Task prompt
Copy all lines below exactly as written. Leave pictures out.

The input
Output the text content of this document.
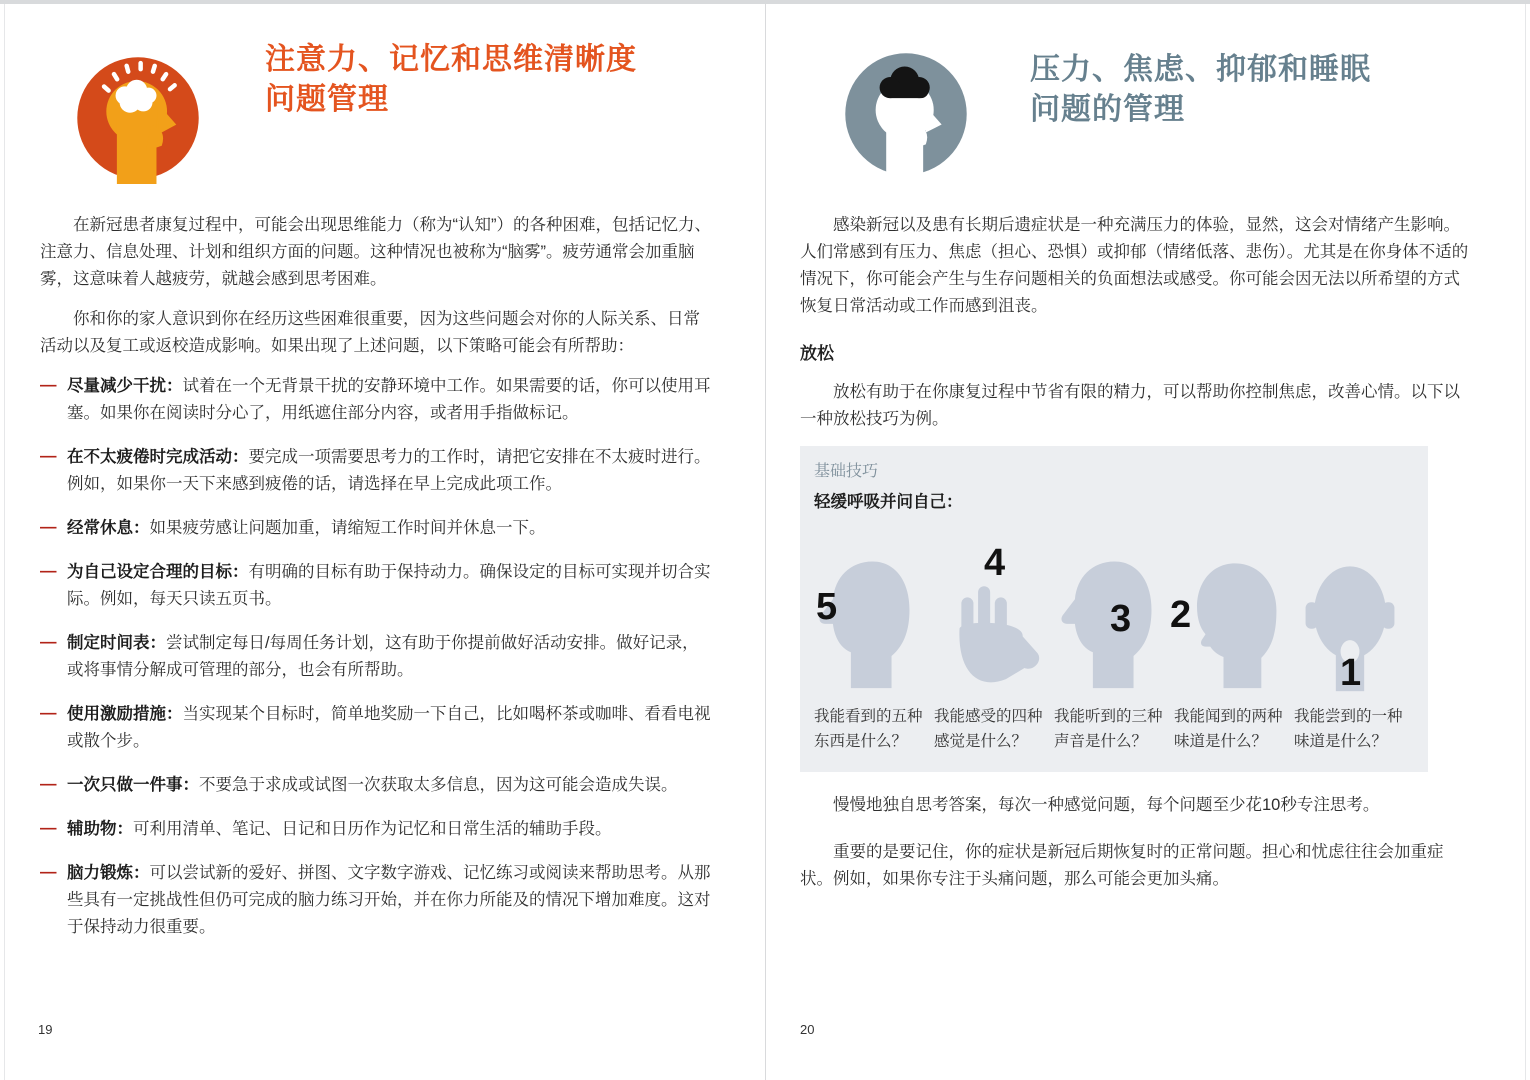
注意力、记忆和思维清晰度
问题管理

在新冠患者康复过程中，可能会出现思维能力（称为“认知”）的各种困难，包括记忆力、注意力、信息处理、计划和组织方面的问题。这种情况也被称为“脑雾”。疲劳通常会加重脑雾，这意味着人越疲劳，就越会感到思考困难。

你和你的家人意识到你在经历这些困难很重要，因为这些问题会对你的人际关系、日常活动以及复工或返校造成影响。如果出现了上述问题，以下策略可能会有所帮助：

— 尽量减少干扰：试着在一个无背景干扰的安静环境中工作。如果需要的话，你可以使用耳塞。如果你在阅读时分心了，用纸遮住部分内容，或者用手指做标记。
— 在不太疲倦时完成活动：要完成一项需要思考力的工作时，请把它安排在不太疲时进行。例如，如果你一天下来感到疲倦的话，请选择在早上完成此项工作。
— 经常休息：如果疲劳感让问题加重，请缩短工作时间并休息一下。
— 为自己设定合理的目标：有明确的目标有助于保持动力。确保设定的目标可实现并切合实际。例如，每天只读五页书。
— 制定时间表：尝试制定每日/每周任务计划，这有助于你提前做好活动安排。做好记录，或将事情分解成可管理的部分，也会有所帮助。
— 使用激励措施：当实现某个目标时，简单地奖励一下自己，比如喝杯茶或咖啡、看看电视或散个步。
— 一次只做一件事：不要急于求成或试图一次获取太多信息，因为这可能会造成失误。
— 辅助物：可利用清单、笔记、日记和日历作为记忆和日常生活的辅助手段。
— 脑力锻炼：可以尝试新的爱好、拼图、文字数字游戏、记忆练习或阅读来帮助思考。从那些具有一定挑战性但仍可完成的脑力练习开始，并在你力所能及的情况下增加难度。这对于保持动力很重要。
19
压力、焦虑、抑郁和睡眠
问题的管理

感染新冠以及患有长期后遗症状是一种充满压力的体验，显然，这会对情绪产生影响。人们常感到有压力、焦虑（担心、恐惧）或抑郁（情绪低落、悲伤）。尤其是在你身体不适的情况下，你可能会产生与生存问题相关的负面想法或感受。你可能会因无法以所希望的方式恢复日常活动或工作而感到沮丧。

放松

放松有助于在你康复过程中节省有限的精力，可以帮助你控制焦虑，改善心情。以下以一种放松技巧为例。

基础技巧

轻缓呼吸并问自己：

5
我能看到的五种东西是什么？
4
我能感受的四种感觉是什么？
3
我能听到的三种声音是什么？
2
我能闻到的两种味道是什么？
1
我能尝到的一种味道是什么？

慢慢地独自思考答案，每次一种感觉问题，每个问题至少花10秒专注思考。

重要的是要记住，你的症状是新冠后期恢复时的正常问题。担心和忧虑往往会加重症状。例如，如果你专注于头痛问题，那么可能会更加头痛。

20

Exercise output
Output the text content of this document.
注意力、记忆和思维清晰度
问题管理

在新冠患者康复过程中，可能会出现思维能力（称为“认知”）的各种困难，包括记忆力、注意力、信息处理、计划和组织方面的问题。这种情况也被称为“脑雾”。疲劳通常会加重脑雾，这意味着人越疲劳，就越会感到思考困难。

你和你的家人意识到你在经历这些困难很重要，因为这些问题会对你的人际关系、日常活动以及复工或返校造成影响。如果出现了上述问题，以下策略可能会有所帮助：

— 尽量减少干扰：试着在一个无背景干扰的安静环境中工作。如果需要的话，你可以使用耳塞。如果你在阅读时分心了，用纸遮住部分内容，或者用手指做标记。
— 在不太疲倦时完成活动：要完成一项需要思考力的工作时，请把它安排在不太疲时进行。例如，如果你一天下来感到疲倦的话，请选择在早上完成此项工作。
— 经常休息：如果疲劳感让问题加重，请缩短工作时间并休息一下。
— 为自己设定合理的目标：有明确的目标有助于保持动力。确保设定的目标可实现并切合实际。例如，每天只读五页书。
— 制定时间表：尝试制定每日/每周任务计划，这有助于你提前做好活动安排。做好记录，或将事情分解成可管理的部分，也会有所帮助。
— 使用激励措施：当实现某个目标时，简单地奖励一下自己，比如喝杯茶或咖啡、看看电视或散个步。
— 一次只做一件事：不要急于求成或试图一次获取太多信息，因为这可能会造成失误。
— 辅助物：可利用清单、笔记、日记和日历作为记忆和日常生活的辅助手段。
— 脑力锻炼：可以尝试新的爱好、拼图、文字数字游戏、记忆练习或阅读来帮助思考。从那些具有一定挑战性但仍可完成的脑力练习开始，并在你力所能及的情况下增加难度。这对于保持动力很重要。
19
压力、焦虑、抑郁和睡眠
问题的管理

感染新冠以及患有长期后遗症状是一种充满压力的体验，显然，这会对情绪产生影响。人们常感到有压力、焦虑（担心、恐惧）或抑郁（情绪低落、悲伤）。尤其是在你身体不适的情况下，你可能会产生与生存问题相关的负面想法或感受。你可能会因无法以所希望的方式恢复日常活动或工作而感到沮丧。

放松

放松有助于在你康复过程中节省有限的精力，可以帮助你控制焦虑，改善心情。以下以一种放松技巧为例。

基础技巧

轻缓呼吸并问自己：

5
我能看到的五种东西是什么？
4
我能感受的四种感觉是什么？
3
我能听到的三种声音是什么？
2
我能闻到的两种味道是什么？
1
我能尝到的一种味道是什么？

慢慢地独自思考答案，每次一种感觉问题，每个问题至少花10秒专注思考。

重要的是要记住，你的症状是新冠后期恢复时的正常问题。担心和忧虑往往会加重症状。例如，如果你专注于头痛问题，那么可能会更加头痛。

20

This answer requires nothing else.